• Instruction
Copy each line that has the string "name" somewhere in it.

[Stored data]

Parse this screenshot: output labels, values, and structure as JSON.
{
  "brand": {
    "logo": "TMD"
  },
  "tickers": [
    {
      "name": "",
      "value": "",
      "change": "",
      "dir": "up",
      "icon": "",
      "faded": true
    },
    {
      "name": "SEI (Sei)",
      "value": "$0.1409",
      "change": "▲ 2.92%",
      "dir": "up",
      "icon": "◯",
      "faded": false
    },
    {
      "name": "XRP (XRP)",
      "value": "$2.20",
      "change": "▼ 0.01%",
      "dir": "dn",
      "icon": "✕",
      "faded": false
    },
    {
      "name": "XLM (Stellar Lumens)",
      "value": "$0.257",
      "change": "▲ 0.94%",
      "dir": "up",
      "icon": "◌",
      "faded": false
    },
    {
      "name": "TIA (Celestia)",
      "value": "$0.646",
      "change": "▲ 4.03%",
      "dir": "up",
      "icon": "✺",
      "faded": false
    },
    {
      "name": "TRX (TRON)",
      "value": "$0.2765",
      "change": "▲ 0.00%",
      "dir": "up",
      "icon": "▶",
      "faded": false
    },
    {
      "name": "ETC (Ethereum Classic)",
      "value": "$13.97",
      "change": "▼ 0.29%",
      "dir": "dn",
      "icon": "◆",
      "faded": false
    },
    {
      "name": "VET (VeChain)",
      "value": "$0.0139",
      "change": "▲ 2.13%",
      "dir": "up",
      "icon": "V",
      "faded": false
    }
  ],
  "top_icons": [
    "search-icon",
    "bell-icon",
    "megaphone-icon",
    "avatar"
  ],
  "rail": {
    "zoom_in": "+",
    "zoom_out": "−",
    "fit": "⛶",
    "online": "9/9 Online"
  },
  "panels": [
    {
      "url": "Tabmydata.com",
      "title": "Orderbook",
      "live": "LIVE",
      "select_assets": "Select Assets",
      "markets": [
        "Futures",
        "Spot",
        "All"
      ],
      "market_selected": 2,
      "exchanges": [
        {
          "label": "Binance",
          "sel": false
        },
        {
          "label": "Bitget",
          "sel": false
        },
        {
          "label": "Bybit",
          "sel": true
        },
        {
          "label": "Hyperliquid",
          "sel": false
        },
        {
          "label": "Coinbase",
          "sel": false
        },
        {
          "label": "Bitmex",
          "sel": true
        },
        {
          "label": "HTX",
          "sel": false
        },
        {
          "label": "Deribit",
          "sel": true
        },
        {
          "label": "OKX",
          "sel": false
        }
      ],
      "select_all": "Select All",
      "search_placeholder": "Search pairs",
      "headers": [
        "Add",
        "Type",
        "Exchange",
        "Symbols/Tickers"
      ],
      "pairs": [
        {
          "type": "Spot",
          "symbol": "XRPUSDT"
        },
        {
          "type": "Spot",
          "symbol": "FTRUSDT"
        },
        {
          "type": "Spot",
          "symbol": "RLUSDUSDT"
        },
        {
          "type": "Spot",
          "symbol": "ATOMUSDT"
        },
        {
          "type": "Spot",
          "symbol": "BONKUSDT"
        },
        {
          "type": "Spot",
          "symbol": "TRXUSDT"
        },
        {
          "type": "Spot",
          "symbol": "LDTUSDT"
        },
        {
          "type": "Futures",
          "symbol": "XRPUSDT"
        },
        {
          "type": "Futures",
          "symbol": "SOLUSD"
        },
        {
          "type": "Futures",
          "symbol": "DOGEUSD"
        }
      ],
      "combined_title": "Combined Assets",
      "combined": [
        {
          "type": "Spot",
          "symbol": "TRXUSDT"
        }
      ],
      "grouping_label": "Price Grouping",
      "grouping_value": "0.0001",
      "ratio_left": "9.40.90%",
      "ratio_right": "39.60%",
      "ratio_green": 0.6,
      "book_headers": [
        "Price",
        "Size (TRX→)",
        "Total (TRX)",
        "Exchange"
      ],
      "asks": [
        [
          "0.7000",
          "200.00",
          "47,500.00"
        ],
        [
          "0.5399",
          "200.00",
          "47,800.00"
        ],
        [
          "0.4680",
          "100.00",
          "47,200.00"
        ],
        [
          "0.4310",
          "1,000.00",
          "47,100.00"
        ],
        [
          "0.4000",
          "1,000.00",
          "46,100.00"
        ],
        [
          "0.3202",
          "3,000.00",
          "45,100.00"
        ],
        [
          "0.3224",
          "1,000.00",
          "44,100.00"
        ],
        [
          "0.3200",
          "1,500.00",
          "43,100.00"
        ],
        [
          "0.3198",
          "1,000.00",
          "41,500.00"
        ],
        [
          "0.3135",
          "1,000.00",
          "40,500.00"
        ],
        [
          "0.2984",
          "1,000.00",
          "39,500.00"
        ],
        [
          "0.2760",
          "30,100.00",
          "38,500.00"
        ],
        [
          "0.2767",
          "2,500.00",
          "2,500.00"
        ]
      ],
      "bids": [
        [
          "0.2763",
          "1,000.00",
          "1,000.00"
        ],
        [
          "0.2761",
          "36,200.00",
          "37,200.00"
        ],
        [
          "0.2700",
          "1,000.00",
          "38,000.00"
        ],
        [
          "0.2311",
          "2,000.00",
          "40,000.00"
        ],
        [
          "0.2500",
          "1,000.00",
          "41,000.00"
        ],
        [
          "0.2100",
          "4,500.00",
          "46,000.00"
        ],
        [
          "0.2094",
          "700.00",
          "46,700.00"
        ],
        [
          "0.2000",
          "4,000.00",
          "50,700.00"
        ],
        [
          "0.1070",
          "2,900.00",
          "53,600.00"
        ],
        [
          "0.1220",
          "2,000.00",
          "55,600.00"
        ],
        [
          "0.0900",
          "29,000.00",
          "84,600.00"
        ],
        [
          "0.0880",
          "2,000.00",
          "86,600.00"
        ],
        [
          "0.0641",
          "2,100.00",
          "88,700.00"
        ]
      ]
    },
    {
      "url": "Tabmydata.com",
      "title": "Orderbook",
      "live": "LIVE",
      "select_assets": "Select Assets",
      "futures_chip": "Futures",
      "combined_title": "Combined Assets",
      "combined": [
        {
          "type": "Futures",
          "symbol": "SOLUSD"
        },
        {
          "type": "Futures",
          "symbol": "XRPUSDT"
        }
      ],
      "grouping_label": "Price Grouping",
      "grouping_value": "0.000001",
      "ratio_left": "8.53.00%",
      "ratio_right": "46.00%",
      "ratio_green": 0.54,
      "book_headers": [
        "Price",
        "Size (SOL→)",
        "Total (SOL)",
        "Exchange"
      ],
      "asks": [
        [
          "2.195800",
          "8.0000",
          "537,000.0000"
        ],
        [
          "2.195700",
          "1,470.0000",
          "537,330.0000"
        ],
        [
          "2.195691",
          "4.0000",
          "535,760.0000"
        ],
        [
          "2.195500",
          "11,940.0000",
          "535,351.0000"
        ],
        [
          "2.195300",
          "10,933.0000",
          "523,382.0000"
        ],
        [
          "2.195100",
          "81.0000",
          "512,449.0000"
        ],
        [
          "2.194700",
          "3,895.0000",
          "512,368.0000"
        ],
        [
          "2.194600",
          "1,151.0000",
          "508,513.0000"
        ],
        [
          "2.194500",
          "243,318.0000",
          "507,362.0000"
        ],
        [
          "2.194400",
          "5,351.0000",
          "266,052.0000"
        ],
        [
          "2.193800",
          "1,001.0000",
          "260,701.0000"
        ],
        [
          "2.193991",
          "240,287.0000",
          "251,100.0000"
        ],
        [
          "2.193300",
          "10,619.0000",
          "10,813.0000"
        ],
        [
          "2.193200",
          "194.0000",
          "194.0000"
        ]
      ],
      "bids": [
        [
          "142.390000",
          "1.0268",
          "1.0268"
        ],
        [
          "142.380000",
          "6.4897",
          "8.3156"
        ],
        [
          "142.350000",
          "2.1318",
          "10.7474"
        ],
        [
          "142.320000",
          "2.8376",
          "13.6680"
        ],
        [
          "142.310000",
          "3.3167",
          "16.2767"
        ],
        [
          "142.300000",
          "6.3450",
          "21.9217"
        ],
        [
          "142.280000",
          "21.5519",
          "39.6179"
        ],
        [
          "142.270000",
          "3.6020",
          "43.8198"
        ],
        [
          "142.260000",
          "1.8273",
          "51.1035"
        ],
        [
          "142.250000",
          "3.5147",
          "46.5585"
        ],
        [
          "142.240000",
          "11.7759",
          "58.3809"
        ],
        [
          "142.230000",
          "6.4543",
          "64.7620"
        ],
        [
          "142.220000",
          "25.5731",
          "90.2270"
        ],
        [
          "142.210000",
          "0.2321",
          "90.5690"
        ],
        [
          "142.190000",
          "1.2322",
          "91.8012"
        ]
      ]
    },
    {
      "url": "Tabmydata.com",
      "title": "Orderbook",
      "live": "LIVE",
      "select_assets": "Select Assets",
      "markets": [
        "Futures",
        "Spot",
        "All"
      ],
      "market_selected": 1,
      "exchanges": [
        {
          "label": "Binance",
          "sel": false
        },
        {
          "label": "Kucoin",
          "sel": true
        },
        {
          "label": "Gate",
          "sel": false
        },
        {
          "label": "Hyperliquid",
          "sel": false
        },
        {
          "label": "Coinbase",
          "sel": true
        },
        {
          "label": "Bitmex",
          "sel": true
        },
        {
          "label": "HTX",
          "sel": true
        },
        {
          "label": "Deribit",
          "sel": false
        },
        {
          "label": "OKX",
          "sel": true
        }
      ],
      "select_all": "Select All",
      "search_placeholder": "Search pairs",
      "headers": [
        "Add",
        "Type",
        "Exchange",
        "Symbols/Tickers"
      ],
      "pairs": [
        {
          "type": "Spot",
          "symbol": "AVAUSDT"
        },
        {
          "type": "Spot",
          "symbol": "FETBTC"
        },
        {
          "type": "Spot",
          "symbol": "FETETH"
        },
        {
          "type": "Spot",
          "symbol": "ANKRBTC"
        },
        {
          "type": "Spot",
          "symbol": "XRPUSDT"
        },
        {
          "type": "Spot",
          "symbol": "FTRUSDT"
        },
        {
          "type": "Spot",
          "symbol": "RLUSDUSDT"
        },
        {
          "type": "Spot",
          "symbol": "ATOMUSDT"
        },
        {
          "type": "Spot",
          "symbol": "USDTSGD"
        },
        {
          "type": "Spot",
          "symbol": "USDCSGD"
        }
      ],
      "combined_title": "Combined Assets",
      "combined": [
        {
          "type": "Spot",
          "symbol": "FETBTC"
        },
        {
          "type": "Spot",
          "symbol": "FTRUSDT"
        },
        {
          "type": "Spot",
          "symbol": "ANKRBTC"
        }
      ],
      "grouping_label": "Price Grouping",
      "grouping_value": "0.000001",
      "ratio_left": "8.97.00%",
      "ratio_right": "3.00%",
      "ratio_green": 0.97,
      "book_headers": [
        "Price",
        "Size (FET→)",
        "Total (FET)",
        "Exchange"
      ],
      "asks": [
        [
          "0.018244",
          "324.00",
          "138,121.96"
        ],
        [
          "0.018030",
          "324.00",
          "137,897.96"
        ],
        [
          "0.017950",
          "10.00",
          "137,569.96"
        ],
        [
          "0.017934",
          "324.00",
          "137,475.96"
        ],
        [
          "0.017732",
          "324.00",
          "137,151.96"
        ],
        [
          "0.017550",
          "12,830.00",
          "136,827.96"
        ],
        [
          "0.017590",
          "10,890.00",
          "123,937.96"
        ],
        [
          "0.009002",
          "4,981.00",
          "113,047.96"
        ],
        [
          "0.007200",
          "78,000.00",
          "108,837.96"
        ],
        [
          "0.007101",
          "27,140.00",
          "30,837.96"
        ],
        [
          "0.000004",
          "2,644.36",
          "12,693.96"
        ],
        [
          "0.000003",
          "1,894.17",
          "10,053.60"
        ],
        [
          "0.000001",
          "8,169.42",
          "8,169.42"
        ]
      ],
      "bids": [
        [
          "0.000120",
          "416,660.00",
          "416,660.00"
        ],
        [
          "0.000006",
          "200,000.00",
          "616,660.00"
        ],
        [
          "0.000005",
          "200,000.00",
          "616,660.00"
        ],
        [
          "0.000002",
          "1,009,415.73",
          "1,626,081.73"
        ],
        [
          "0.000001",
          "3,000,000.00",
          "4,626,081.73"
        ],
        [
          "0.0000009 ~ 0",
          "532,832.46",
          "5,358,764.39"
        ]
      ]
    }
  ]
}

• Answer
      "name": "",
      "name": "SEI (Sei)",
      "name": "XRP (XRP)",
      "name": "XLM (Stellar Lumens)",
      "name": "TIA (Celestia)",
      "name": "TRX (TRON)",
      "name": "ETC (Ethereum Classic)",
      "name": "VET (VeChain)",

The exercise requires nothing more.